> What the task asks: Show every line in the records below that contains the word "border".

> Stored data:
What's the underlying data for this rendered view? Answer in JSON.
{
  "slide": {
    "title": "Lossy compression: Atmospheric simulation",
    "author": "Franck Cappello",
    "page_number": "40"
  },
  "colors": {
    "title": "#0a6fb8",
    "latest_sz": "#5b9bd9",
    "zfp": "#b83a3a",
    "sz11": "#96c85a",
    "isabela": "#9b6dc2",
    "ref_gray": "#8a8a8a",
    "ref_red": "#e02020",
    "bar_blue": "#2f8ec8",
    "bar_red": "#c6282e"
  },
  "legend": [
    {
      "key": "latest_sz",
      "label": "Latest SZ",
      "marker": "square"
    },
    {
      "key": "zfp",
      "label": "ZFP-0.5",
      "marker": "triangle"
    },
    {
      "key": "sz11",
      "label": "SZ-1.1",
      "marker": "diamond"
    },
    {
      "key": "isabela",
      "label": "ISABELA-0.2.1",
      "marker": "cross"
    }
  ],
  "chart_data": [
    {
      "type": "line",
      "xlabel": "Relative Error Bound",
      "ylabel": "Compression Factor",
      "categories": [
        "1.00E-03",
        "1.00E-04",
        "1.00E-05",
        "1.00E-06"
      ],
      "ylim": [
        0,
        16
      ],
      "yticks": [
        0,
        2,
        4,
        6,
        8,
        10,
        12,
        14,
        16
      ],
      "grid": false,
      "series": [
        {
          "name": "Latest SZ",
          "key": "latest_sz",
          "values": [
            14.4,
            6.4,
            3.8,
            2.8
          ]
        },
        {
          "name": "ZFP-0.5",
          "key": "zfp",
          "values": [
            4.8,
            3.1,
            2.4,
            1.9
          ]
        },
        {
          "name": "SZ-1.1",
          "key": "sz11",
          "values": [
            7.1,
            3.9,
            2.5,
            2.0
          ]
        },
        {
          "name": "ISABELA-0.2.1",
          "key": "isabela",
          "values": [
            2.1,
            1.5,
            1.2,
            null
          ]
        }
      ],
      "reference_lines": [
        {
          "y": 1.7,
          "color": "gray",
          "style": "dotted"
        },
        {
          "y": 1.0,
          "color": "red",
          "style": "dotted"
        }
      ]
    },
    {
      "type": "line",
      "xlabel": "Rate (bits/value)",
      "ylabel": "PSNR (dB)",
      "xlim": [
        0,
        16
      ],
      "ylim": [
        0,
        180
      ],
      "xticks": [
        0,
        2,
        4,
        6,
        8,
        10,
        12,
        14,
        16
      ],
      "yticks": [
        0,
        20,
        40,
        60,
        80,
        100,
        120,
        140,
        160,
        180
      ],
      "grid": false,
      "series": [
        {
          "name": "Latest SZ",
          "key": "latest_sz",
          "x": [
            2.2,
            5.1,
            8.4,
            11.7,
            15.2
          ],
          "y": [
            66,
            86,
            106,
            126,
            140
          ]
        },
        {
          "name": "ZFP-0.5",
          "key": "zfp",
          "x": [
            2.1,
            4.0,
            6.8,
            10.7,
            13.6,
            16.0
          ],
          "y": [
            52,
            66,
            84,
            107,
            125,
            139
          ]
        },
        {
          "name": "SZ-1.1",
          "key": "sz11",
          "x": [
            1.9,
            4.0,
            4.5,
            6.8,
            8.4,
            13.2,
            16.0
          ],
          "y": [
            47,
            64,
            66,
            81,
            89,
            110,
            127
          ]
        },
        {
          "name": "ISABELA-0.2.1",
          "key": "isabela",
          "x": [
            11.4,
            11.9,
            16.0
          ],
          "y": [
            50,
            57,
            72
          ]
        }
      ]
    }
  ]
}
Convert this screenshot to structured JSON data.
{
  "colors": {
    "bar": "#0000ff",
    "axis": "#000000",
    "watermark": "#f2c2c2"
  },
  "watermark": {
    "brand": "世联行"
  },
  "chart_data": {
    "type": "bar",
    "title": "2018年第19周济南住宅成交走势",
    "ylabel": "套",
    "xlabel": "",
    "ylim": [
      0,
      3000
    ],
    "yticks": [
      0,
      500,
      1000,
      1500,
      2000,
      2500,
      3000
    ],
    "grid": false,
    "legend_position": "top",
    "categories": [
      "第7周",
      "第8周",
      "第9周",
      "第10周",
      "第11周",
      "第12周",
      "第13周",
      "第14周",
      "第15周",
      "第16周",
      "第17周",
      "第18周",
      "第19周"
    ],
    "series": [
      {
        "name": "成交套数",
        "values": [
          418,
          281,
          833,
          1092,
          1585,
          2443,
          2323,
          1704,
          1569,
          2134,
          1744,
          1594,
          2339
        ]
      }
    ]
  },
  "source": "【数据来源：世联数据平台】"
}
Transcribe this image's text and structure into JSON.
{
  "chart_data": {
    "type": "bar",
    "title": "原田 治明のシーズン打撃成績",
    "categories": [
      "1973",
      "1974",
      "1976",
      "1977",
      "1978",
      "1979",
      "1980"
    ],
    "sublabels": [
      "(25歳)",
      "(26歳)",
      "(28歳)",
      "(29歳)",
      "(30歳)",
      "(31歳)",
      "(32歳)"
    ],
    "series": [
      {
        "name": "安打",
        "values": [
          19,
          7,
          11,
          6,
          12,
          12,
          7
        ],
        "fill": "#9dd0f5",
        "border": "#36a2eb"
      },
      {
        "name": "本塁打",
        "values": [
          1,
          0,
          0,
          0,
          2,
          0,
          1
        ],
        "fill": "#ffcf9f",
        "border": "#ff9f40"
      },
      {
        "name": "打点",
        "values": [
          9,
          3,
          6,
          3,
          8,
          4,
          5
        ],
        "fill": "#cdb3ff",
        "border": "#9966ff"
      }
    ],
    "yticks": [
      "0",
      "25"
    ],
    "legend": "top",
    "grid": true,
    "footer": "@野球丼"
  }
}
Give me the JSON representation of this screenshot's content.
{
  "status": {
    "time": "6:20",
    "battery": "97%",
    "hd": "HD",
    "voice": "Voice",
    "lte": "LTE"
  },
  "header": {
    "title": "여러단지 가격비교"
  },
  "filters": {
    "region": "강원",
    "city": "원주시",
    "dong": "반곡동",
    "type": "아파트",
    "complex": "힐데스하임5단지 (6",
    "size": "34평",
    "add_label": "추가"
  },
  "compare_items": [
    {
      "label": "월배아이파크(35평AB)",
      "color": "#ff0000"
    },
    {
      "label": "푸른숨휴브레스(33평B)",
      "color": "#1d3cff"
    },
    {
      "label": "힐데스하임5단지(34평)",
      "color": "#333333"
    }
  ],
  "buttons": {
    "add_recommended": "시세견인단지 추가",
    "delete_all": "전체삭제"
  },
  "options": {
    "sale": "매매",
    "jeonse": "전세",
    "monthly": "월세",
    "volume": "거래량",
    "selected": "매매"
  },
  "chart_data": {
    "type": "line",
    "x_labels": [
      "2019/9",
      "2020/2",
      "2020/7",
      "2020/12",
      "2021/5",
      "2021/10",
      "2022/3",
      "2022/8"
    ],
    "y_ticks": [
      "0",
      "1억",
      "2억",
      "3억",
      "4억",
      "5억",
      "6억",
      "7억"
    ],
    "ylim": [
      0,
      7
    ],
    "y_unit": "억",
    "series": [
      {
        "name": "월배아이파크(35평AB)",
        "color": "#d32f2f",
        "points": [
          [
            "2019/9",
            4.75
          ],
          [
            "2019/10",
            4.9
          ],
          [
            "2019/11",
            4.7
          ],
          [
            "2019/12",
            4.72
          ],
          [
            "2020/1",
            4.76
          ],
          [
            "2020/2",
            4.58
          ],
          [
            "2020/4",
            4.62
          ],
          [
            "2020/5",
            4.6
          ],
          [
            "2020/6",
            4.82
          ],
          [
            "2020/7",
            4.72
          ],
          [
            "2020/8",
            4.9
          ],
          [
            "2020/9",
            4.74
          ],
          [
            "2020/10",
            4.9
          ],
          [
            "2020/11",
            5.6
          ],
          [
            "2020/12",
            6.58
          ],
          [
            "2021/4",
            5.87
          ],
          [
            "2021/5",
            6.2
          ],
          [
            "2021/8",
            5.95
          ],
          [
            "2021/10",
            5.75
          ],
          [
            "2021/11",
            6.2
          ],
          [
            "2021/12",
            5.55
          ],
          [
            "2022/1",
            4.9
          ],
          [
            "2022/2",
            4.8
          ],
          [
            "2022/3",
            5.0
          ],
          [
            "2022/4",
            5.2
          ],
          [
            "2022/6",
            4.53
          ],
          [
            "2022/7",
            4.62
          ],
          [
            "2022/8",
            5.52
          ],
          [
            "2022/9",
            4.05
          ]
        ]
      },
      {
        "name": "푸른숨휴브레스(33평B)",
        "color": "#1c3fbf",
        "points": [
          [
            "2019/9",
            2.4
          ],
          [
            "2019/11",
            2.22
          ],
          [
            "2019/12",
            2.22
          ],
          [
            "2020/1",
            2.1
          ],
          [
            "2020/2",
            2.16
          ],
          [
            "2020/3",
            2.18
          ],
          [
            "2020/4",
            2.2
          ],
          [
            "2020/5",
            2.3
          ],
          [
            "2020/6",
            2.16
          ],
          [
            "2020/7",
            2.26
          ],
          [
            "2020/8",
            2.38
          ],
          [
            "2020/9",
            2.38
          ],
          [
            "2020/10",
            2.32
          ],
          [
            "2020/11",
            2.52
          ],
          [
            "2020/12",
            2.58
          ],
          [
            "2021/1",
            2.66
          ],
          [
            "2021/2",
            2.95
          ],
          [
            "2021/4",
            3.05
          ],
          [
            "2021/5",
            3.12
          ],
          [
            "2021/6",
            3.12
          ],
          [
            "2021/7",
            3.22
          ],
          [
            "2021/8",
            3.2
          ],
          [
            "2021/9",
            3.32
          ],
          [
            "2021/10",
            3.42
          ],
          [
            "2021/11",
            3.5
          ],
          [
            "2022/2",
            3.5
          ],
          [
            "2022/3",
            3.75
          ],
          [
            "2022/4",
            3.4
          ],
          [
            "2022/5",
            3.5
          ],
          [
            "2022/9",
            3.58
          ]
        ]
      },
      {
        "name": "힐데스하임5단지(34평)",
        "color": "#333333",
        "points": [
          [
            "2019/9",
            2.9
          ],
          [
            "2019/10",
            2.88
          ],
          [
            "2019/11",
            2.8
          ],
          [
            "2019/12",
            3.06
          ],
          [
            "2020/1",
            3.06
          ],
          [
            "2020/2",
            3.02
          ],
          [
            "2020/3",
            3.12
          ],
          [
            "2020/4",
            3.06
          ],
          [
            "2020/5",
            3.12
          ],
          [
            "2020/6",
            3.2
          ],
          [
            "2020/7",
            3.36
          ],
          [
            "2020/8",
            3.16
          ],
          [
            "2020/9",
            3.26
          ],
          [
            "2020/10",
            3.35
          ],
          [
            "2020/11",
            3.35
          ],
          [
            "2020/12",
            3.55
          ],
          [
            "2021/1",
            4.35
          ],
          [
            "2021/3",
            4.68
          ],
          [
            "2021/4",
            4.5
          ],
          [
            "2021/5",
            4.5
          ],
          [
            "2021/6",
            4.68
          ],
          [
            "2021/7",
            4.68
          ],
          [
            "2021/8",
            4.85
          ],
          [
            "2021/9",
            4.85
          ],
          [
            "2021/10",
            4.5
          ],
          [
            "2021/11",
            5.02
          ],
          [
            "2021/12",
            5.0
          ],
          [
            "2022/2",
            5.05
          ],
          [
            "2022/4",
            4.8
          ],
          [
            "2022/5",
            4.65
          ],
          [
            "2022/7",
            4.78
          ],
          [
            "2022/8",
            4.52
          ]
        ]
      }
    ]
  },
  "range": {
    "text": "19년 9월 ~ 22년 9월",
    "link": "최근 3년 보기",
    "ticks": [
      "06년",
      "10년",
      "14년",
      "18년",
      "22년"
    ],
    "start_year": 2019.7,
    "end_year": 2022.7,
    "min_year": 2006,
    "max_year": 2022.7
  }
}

> Exercise result:
        "border": "#36a2eb"
        "border": "#ff9f40"
        "border": "#9966ff"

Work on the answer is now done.